#### [WRITTEN INSTRUCTION]
Find the word "true" in the material below and gather every line that contains it.

Records
┏━━

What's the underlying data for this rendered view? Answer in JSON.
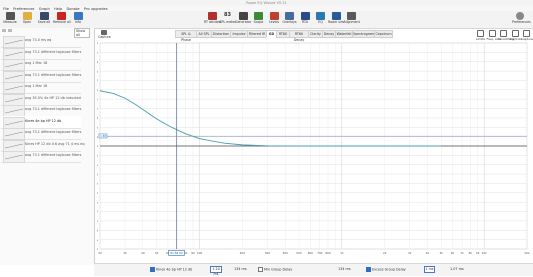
{
  "window": {
    "title": "Room EQ Wizard V5.31"
  },
  "menu": [
    "File",
    "Preferences",
    "Graph",
    "Help",
    "Donate",
    "Pro upgrades"
  ],
  "toolbar": {
    "left": [
      {
        "label": "Measure",
        "icon": "measure-icon",
        "color": "#555555"
      },
      {
        "label": "Open",
        "icon": "open-folder-icon",
        "color": "#e0b040"
      },
      {
        "label": "Save all",
        "icon": "save-icon",
        "color": "#3a4a6a"
      },
      {
        "label": "Remove all",
        "icon": "remove-icon",
        "color": "#cc2222"
      },
      {
        "label": "Info",
        "icon": "info-icon",
        "color": "#3a78c2"
      }
    ],
    "center": [
      {
        "label": "RT window",
        "icon": "rt-window-icon",
        "color": "#b03030"
      },
      {
        "label": "SPL meter",
        "icon": "spl-meter-icon",
        "color": "#333333"
      },
      {
        "label": "Generator",
        "icon": "generator-icon",
        "color": "#444444"
      },
      {
        "label": "Scope",
        "icon": "scope-icon",
        "color": "#3a8a3a"
      },
      {
        "label": "Levels",
        "icon": "levels-icon",
        "color": "#c04030"
      },
      {
        "label": "Overlays",
        "icon": "overlays-icon",
        "color": "#4a6a9a"
      },
      {
        "label": "RTA",
        "icon": "rta-icon",
        "color": "#2a4a8a"
      },
      {
        "label": "EQ",
        "icon": "eq-icon",
        "color": "#2a7ab0"
      },
      {
        "label": "Room sim",
        "icon": "room-sim-icon",
        "color": "#2a5a9a"
      },
      {
        "label": "Alignment",
        "icon": "alignment-icon",
        "color": "#5a5a5a"
      }
    ],
    "spl_readout": "83",
    "preferences_label": "Preferences"
  },
  "left_panel": {
    "show_all_label": "Show all",
    "measurements": [
      {
        "name": "avg 73.0 ms eq",
        "selected": false
      },
      {
        "name": "avg 73.1 different loglouse filters",
        "selected": false
      },
      {
        "name": "avg 1 Mar 18",
        "selected": false
      },
      {
        "name": "avg 73.1 different loglouse filters",
        "selected": false
      },
      {
        "name": "avg 1 Mar 18",
        "selected": false
      },
      {
        "name": "avg 35.0% 4e HP 12 db inducted",
        "selected": false
      },
      {
        "name": "avg 73.1 different loglouse filters",
        "selected": false
      },
      {
        "name": "Kines 4e bp HP 12 db",
        "selected": true
      },
      {
        "name": "avg 73.1 different loglouse filters",
        "selected": false
      },
      {
        "name": "Kines HP 12 db 0.6 avg 71 4 ms eq",
        "selected": false
      },
      {
        "name": "avg 73.1 different loglouse filters",
        "selected": false
      }
    ]
  },
  "graph_tabs": [
    {
      "label": "SPL & Phase",
      "active": false
    },
    {
      "label": "All SPL",
      "active": false
    },
    {
      "label": "Distortion",
      "active": false
    },
    {
      "label": "Impulse",
      "active": false
    },
    {
      "label": "Filtered IR",
      "active": false
    },
    {
      "label": "GD",
      "active": true
    },
    {
      "label": "RT60",
      "active": false
    },
    {
      "label": "RT60 Decay",
      "active": false
    },
    {
      "label": "Clarity",
      "active": false
    },
    {
      "label": "Decay",
      "active": false
    },
    {
      "label": "Waterfall",
      "active": false
    },
    {
      "label": "Spectrogram",
      "active": false
    },
    {
      "label": "Cepstrum",
      "active": false
    }
  ],
  "right_panel": {
    "buttons": [
      "Limits",
      "Freq. Axis",
      "Smoothing",
      "Controls",
      "Capture"
    ]
  },
  "capture_label": "Capture",
  "chart_data": {
    "type": "line",
    "xlabel": "",
    "ylabel": "",
    "x_scale": "log",
    "xlim": [
      20,
      20000
    ],
    "ylim": [
      -11,
      11
    ],
    "y_ticks": [
      "11",
      "10ms",
      "9",
      "8ms",
      "7",
      "6ms",
      "5",
      "4ms",
      "3",
      "2ms",
      "1",
      "0",
      "-1",
      "-2ms",
      "-3",
      "-4ms",
      "-5",
      "-6ms",
      "-7",
      "-8ms",
      "-9",
      "-10ms",
      "-11"
    ],
    "x_ticks": [
      "20",
      "30",
      "40",
      "50",
      "60",
      "70",
      "80",
      "90",
      "100",
      "200",
      "300",
      "400",
      "500",
      "600",
      "700",
      "800",
      "1k",
      "2k",
      "3k",
      "4k",
      "5k",
      "6k",
      "7k",
      "8k",
      "9k",
      "10k",
      "20k"
    ],
    "cursor_x_label": "81.88 Hz",
    "cursor_value_label": "1.88",
    "series": [
      {
        "name": "",
        "color": "#4a9cb4",
        "x": [
          20,
          25,
          30,
          35,
          40,
          50,
          60,
          70,
          80,
          100,
          120,
          150,
          200,
          300,
          500,
          1000,
          2000,
          5000
        ],
        "y": [
          5.9,
          5.6,
          5.1,
          4.5,
          3.9,
          2.9,
          2.2,
          1.7,
          1.3,
          0.8,
          0.55,
          0.3,
          0.12,
          0.02,
          0.0,
          0.0,
          0.0,
          0.0
        ]
      }
    ],
    "cursor_x": 69,
    "grid": true,
    "legend": "none"
  },
  "bottom_bar": {
    "items": [
      {
        "kind": "check",
        "checked": true,
        "label": "Kines 4e bp HP 12 db"
      },
      {
        "kind": "box",
        "value": "1.10 ms"
      },
      {
        "kind": "text",
        "value": "134 ms"
      },
      {
        "kind": "check",
        "checked": false,
        "label": "Min Group Delay"
      },
      {
        "kind": "text",
        "value": "134 ms"
      },
      {
        "kind": "check",
        "checked": true,
        "label": "Excess Group Delay"
      },
      {
        "kind": "box",
        "value": "1 ms"
      },
      {
        "kind": "text",
        "value": "1.07 ms"
      }
    ]
  }
}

┗━━

#### [RESULT]
        "selected": true
      "active": true
    "grid": true,
        "checked": true,
        "checked": true,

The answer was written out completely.